— ABOUT THIS EXERCISE —
Return each of the entries below precisely, with no pictures in the result.

(RECORDS SHOWN Opens)

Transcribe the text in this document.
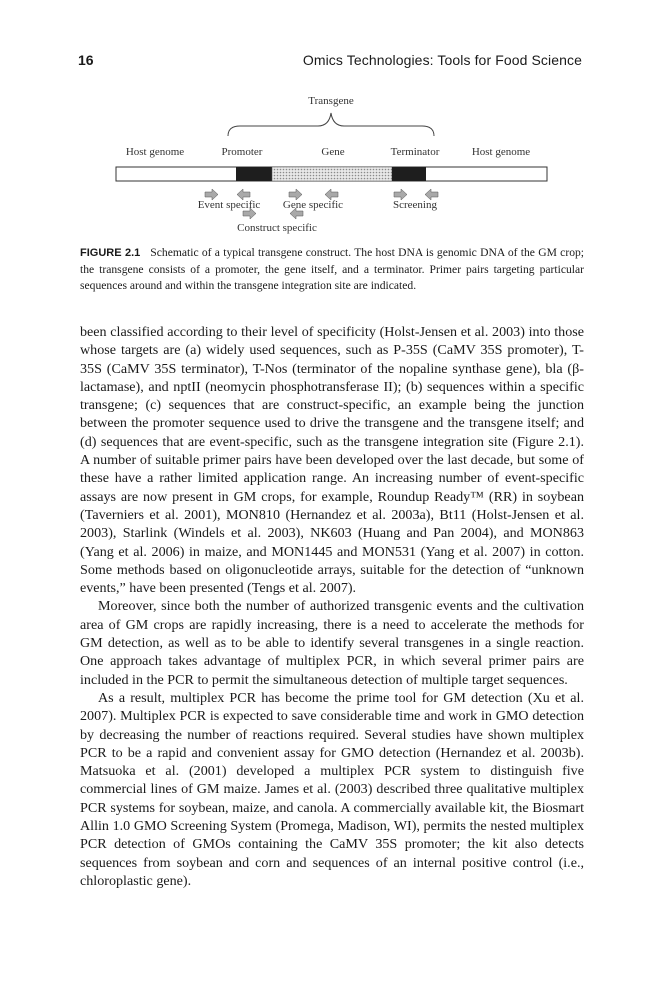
16	Omics Technologies: Tools for Food Science
Transgene
Host genome	Promoter	Gene	Terminator	Host genome
Event specific Gene specific	Screening
Construct specific
FIGURE 2.1 Schematic of a typical transgene construct. The host DNA is genomic DNA of the GM crop; the transgene consists of a promoter, the gene itself, and a terminator. Primer pairs targeting particular sequences around and within the transgene integration site are indicated.

been classified according to their level of specificity (Holst-Jensen et al. 2003) into those whose targets are (a) widely used sequences, such as P-35S (CaMV 35S promoter), T-35S (CaMV 35S terminator), T-Nos (terminator of the nopaline synthase gene), bla (β-lactamase), and nptII (neomycin phosphotransferase II); (b) sequences within a specific transgene; (c) sequences that are construct-specific, an example being the junction between the promoter sequence used to drive the transgene and the transgene itself; and (d) sequences that are event-specific, such as the transgene integration site (Figure 2.1). A number of suitable primer pairs have been developed over the last decade, but some of these have a rather limited application range. An increasing number of event-specific assays are now present in GM crops, for example, Roundup Ready™ (RR) in soybean (Taverniers et al. 2001), MON810 (Hernandez et al. 2003a), Bt11 (Holst-Jensen et al. 2003), Starlink (Windels et al. 2003), NK603 (Huang and Pan 2004), and MON863 (Yang et al. 2006) in maize, and MON1445 and MON531 (Yang et al. 2007) in cotton. Some methods based on oligonucleotide arrays, suitable for the detection of “unknown events,” have been presented (Tengs et al. 2007).

Moreover, since both the number of authorized transgenic events and the cultivation area of GM crops are rapidly increasing, there is a need to accelerate the methods for GM detection, as well as to be able to identify several transgenes in a single reaction. One approach takes advantage of multiplex PCR, in which several primer pairs are included in the PCR to permit the simultaneous detection of multiple target sequences.

As a result, multiplex PCR has become the prime tool for GM detection (Xu et al. 2007). Multiplex PCR is expected to save considerable time and work in GMO detection by decreasing the number of reactions required. Several studies have shown multiplex PCR to be a rapid and convenient assay for GMO detection (Hernandez et al. 2003b). Matsuoka et al. (2001) developed a multiplex PCR system to distinguish five commercial lines of GM maize. James et al. (2003) described three qualitative multiplex PCR systems for soybean, maize, and canola. A commercially available kit, the Biosmart Allin 1.0 GMO Screening System (Promega, Madison, WI), permits the nested multiplex PCR detection of GMOs containing the CaMV 35S promoter; the kit also detects sequences from soybean and corn and sequences of an internal positive control (i.e., chloroplastic gene).
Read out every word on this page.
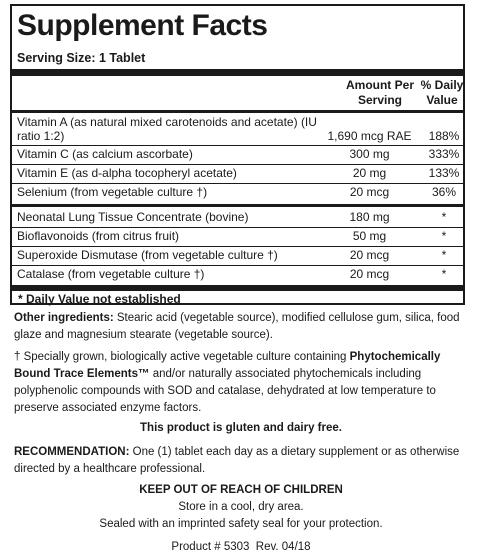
Supplement Facts
Serving Size: 1 Tablet
Amount Per Serving
% Daily Value
Vitamin A (as natural mixed carotenoids and acetate) (IU ratio 1:2)	1,690 mcg RAE	188%
Vitamin C (as calcium ascorbate)	300 mg	333%
Vitamin E (as d-alpha tocopheryl acetate)	20 mg	133%
Selenium (from vegetable culture †)	20 mcg	36%
Neonatal Lung Tissue Concentrate (bovine)	180 mg	*
Bioflavonoids (from citrus fruit)	50 mg	*
Superoxide Dismutase (from vegetable culture †)	20 mcg	*
Catalase (from vegetable culture †)	20 mcg	*
* Daily Value not established
Other ingredients: Stearic acid (vegetable source), modified cellulose gum, silica, food glaze and magnesium stearate (vegetable source).
† Specially grown, biologically active vegetable culture containing Phytochemically Bound Trace Elements™ and/or naturally associated phytochemicals including polyphenolic compounds with SOD and catalase, dehydrated at low temperature to preserve associated enzyme factors.
This product is gluten and dairy free.
RECOMMENDATION: One (1) tablet each day as a dietary supplement or as otherwise directed by a healthcare professional.
KEEP OUT OF REACH OF CHILDREN
Store in a cool, dry area.
Sealed with an imprinted safety seal for your protection.
Product # 5303  Rev. 04/18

(RECORDS SHOWN Closes)

— TASK SOLUTION —
Transcribe the text in this document.
16	Omics Technologies: Tools for Food Science
Transgene
Host genome	Promoter	Gene	Terminator	Host genome
Event specific Gene specific	Screening
Construct specific
FIGURE 2.1 Schematic of a typical transgene construct. The host DNA is genomic DNA of the GM crop; the transgene consists of a promoter, the gene itself, and a terminator. Primer pairs targeting particular sequences around and within the transgene integration site are indicated.

been classified according to their level of specificity (Holst-Jensen et al. 2003) into those whose targets are (a) widely used sequences, such as P-35S (CaMV 35S promoter), T-35S (CaMV 35S terminator), T-Nos (terminator of the nopaline synthase gene), bla (β-lactamase), and nptII (neomycin phosphotransferase II); (b) sequences within a specific transgene; (c) sequences that are construct-specific, an example being the junction between the promoter sequence used to drive the transgene and the transgene itself; and (d) sequences that are event-specific, such as the transgene integration site (Figure 2.1). A number of suitable primer pairs have been developed over the last decade, but some of these have a rather limited application range. An increasing number of event-specific assays are now present in GM crops, for example, Roundup Ready™ (RR) in soybean (Taverniers et al. 2001), MON810 (Hernandez et al. 2003a), Bt11 (Holst-Jensen et al. 2003), Starlink (Windels et al. 2003), NK603 (Huang and Pan 2004), and MON863 (Yang et al. 2006) in maize, and MON1445 and MON531 (Yang et al. 2007) in cotton. Some methods based on oligonucleotide arrays, suitable for the detection of “unknown events,” have been presented (Tengs et al. 2007).

Moreover, since both the number of authorized transgenic events and the cultivation area of GM crops are rapidly increasing, there is a need to accelerate the methods for GM detection, as well as to be able to identify several transgenes in a single reaction. One approach takes advantage of multiplex PCR, in which several primer pairs are included in the PCR to permit the simultaneous detection of multiple target sequences.

As a result, multiplex PCR has become the prime tool for GM detection (Xu et al. 2007). Multiplex PCR is expected to save considerable time and work in GMO detection by decreasing the number of reactions required. Several studies have shown multiplex PCR to be a rapid and convenient assay for GMO detection (Hernandez et al. 2003b). Matsuoka et al. (2001) developed a multiplex PCR system to distinguish five commercial lines of GM maize. James et al. (2003) described three qualitative multiplex PCR systems for soybean, maize, and canola. A commercially available kit, the Biosmart Allin 1.0 GMO Screening System (Promega, Madison, WI), permits the nested multiplex PCR detection of GMOs containing the CaMV 35S promoter; the kit also detects sequences from soybean and corn and sequences of an internal positive control (i.e., chloroplastic gene).
Read out every word on this page.
Supplement Facts
Serving Size: 1 Tablet
Amount Per Serving
% Daily Value
Vitamin A (as natural mixed carotenoids and acetate) (IU ratio 1:2)	1,690 mcg RAE	188%
Vitamin C (as calcium ascorbate)	300 mg	333%
Vitamin E (as d-alpha tocopheryl acetate)	20 mg	133%
Selenium (from vegetable culture †)	20 mcg	36%
Neonatal Lung Tissue Concentrate (bovine)	180 mg	*
Bioflavonoids (from citrus fruit)	50 mg	*
Superoxide Dismutase (from vegetable culture †)	20 mcg	*
Catalase (from vegetable culture †)	20 mcg	*
* Daily Value not established
Other ingredients: Stearic acid (vegetable source), modified cellulose gum, silica, food glaze and magnesium stearate (vegetable source).
† Specially grown, biologically active vegetable culture containing Phytochemically Bound Trace Elements™ and/or naturally associated phytochemicals including polyphenolic compounds with SOD and catalase, dehydrated at low temperature to preserve associated enzyme factors.
This product is gluten and dairy free.
RECOMMENDATION: One (1) tablet each day as a dietary supplement or as otherwise directed by a healthcare professional.
KEEP OUT OF REACH OF CHILDREN
Store in a cool, dry area.
Sealed with an imprinted safety seal for your protection.
Product # 5303  Rev. 04/18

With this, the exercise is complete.